Data entries for graphics:
.....

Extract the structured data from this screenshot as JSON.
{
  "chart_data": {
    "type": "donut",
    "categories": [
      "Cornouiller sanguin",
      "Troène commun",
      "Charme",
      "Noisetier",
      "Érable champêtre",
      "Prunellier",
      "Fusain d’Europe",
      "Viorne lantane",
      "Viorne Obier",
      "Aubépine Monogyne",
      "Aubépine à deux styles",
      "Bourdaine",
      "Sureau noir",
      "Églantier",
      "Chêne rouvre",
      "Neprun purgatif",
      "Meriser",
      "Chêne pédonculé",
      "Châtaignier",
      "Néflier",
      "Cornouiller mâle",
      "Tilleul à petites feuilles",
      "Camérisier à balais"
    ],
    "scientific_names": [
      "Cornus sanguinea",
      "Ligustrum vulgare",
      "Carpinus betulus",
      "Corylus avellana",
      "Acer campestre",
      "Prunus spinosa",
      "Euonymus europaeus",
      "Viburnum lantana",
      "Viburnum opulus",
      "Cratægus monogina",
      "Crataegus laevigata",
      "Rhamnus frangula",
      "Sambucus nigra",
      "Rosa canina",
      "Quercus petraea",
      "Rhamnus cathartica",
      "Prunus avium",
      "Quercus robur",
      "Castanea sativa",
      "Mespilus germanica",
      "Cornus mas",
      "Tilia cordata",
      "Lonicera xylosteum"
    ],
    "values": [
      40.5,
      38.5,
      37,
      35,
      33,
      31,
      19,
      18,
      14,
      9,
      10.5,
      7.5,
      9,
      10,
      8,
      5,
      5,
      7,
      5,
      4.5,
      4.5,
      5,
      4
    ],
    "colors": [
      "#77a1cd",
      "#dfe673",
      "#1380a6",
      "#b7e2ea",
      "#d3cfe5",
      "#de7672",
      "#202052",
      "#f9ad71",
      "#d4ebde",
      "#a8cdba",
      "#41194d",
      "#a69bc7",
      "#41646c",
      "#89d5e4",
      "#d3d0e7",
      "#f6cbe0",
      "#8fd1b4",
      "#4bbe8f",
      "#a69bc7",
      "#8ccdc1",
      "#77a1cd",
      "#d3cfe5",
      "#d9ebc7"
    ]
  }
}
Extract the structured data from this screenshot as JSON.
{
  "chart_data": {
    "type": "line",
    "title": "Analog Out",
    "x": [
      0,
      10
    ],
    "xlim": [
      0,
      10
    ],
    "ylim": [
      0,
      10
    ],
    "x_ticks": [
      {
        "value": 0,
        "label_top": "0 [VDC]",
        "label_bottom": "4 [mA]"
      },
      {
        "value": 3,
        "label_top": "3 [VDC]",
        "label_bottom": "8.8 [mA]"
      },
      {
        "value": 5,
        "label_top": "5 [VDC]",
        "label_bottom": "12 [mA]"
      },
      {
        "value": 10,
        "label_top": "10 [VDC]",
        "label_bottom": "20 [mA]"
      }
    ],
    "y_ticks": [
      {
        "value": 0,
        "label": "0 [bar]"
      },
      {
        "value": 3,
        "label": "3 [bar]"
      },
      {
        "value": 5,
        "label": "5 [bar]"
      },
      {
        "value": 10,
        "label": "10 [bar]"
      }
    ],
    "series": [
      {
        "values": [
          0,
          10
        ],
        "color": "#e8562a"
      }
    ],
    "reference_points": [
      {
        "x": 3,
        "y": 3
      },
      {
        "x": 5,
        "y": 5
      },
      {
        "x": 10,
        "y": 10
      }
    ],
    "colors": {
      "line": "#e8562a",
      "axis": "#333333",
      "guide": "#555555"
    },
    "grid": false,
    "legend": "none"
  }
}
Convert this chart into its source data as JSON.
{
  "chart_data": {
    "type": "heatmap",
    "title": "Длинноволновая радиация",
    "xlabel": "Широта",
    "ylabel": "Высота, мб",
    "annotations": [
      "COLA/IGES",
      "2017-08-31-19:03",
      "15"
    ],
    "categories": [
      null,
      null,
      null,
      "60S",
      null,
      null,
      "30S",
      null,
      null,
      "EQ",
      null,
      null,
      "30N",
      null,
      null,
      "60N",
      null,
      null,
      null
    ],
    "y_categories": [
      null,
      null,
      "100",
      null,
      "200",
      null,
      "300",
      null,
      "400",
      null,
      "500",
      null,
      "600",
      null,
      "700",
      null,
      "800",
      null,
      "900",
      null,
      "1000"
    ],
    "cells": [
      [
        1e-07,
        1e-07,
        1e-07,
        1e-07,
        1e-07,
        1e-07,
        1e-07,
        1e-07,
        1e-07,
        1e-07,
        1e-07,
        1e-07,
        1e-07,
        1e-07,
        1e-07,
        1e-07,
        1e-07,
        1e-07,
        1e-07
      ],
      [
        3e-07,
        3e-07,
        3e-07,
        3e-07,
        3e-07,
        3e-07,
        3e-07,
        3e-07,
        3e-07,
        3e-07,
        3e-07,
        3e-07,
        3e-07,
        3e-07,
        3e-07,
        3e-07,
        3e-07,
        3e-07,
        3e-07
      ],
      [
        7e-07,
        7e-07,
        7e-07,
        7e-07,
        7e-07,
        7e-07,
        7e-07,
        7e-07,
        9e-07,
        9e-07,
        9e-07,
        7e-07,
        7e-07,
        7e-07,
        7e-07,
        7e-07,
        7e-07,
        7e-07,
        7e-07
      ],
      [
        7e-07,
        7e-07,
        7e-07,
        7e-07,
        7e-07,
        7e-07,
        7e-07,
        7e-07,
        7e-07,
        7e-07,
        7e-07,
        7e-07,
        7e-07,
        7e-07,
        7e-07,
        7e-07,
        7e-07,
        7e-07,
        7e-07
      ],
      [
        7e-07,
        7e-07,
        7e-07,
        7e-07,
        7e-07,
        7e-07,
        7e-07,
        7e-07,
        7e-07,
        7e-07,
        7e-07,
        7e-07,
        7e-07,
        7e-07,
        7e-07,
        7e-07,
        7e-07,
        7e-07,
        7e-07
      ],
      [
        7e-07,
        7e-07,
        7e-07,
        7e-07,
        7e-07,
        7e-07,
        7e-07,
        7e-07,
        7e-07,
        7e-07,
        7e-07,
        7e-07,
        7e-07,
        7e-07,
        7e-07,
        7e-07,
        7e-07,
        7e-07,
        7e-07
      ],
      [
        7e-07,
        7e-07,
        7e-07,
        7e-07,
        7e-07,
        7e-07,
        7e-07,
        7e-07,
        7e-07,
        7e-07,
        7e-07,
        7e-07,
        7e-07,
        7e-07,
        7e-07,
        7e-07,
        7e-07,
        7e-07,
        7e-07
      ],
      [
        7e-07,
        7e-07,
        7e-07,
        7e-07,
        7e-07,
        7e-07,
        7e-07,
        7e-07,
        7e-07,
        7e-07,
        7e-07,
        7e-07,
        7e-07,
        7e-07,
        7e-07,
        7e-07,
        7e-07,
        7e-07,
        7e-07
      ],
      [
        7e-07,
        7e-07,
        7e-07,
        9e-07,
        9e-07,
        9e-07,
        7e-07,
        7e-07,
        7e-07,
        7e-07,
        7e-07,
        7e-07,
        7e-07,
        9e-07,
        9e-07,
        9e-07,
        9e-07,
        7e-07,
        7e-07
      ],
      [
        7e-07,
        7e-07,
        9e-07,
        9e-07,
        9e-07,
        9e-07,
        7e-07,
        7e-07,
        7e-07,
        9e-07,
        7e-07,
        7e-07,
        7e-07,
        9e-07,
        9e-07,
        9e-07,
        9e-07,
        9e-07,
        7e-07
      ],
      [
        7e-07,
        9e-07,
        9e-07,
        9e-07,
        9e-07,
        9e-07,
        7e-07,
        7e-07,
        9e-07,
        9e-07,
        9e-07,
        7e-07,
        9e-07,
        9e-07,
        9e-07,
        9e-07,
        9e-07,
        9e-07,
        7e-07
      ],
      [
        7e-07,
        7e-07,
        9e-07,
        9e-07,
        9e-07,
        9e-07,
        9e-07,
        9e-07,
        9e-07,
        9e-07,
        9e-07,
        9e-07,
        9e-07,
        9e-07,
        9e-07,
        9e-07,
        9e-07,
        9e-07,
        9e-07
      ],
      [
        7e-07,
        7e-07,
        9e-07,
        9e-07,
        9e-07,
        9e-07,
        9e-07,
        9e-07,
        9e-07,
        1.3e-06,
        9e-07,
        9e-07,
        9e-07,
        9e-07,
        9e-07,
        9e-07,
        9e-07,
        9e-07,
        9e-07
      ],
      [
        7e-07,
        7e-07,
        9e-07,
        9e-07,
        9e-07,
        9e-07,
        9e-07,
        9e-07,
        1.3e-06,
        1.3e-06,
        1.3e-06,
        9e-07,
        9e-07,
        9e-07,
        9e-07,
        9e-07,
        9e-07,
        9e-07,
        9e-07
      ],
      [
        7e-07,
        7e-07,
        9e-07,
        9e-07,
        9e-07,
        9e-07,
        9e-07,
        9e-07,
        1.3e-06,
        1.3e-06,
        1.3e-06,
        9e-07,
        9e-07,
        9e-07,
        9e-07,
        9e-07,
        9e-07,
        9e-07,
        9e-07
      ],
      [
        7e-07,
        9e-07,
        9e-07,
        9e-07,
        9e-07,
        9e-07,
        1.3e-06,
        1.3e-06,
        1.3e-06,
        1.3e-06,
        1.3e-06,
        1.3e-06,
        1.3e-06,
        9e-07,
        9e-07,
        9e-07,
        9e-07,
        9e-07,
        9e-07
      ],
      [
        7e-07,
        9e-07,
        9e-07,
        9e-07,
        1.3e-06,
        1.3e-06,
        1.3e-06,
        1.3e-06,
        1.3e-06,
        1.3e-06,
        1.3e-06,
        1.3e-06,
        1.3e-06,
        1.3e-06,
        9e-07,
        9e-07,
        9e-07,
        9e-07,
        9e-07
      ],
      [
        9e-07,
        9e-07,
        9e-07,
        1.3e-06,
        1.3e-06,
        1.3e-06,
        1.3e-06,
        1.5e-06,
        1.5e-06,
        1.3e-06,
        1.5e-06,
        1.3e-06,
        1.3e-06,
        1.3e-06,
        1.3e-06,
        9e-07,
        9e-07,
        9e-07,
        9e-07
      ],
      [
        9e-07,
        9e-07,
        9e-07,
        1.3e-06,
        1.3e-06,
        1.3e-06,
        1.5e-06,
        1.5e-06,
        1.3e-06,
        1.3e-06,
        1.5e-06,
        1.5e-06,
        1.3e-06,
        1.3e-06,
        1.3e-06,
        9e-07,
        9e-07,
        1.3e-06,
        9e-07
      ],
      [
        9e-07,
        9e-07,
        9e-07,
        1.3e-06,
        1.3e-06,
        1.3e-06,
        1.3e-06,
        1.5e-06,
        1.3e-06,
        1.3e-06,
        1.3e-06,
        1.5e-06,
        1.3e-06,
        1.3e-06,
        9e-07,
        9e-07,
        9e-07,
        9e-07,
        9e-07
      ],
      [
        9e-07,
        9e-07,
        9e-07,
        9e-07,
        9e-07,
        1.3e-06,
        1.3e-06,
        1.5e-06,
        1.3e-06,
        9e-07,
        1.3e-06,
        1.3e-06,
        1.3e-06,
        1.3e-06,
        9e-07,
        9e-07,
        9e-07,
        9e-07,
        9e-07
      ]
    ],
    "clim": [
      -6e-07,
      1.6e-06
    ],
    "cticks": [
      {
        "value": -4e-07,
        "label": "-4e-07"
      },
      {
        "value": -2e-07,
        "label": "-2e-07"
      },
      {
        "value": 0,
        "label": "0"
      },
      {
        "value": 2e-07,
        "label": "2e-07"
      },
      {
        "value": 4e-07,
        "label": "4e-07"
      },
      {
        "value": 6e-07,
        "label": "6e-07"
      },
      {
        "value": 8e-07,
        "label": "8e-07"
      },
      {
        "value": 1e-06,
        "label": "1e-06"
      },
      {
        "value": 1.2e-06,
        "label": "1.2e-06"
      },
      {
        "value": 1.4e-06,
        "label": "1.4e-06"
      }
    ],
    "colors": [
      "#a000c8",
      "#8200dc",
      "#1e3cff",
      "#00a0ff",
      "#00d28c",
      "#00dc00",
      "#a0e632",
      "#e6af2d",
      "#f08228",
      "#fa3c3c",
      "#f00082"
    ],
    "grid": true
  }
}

.....

#### Written task
Of all the lines above, how many contain the word "Cornouiller"? Answer with only the number.

#### Task output
2